--- THE TASK ---
From the listing below, pull each line that includes "relative".

--- GIVEN DATA ---
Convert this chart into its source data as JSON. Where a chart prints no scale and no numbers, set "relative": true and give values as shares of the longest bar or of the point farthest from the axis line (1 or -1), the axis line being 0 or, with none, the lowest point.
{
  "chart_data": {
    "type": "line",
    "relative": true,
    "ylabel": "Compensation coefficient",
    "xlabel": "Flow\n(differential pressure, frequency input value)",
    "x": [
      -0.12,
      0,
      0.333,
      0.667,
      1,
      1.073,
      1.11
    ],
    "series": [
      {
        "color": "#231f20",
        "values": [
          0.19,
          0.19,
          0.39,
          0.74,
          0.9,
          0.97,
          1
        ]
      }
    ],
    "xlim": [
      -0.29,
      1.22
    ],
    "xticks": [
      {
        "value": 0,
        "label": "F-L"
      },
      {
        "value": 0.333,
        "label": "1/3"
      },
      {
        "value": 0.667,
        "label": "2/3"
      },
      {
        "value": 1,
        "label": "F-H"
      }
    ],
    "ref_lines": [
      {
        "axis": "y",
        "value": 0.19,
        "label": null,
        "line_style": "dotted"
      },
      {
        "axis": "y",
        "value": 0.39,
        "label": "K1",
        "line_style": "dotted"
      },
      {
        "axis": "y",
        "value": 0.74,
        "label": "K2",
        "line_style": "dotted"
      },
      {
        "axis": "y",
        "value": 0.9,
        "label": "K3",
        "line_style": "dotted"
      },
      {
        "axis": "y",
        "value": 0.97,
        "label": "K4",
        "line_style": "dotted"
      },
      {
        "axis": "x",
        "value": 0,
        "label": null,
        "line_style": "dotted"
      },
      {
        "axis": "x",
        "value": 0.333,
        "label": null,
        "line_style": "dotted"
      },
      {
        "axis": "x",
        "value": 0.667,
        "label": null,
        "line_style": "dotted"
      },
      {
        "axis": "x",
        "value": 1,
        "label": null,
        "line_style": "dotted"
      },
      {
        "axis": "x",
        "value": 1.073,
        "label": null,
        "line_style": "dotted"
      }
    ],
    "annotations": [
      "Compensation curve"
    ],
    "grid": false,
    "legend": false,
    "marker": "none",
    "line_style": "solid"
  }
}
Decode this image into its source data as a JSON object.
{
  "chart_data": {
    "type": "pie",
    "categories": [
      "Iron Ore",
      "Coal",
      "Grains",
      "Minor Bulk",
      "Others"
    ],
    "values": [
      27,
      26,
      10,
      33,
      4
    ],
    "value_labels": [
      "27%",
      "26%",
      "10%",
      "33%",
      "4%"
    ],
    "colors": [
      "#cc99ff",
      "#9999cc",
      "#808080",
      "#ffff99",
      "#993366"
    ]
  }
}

--- CORRECT RESPONSE ---
Convert this chart into its source data as JSON. Where a chart prints no scale and no numbers, set "relative": true and give values as shares of the longest bar or of the point farthest from the axis line (1 or -1), the axis line being 0 or, with none, the lowest point.
    "relative": true,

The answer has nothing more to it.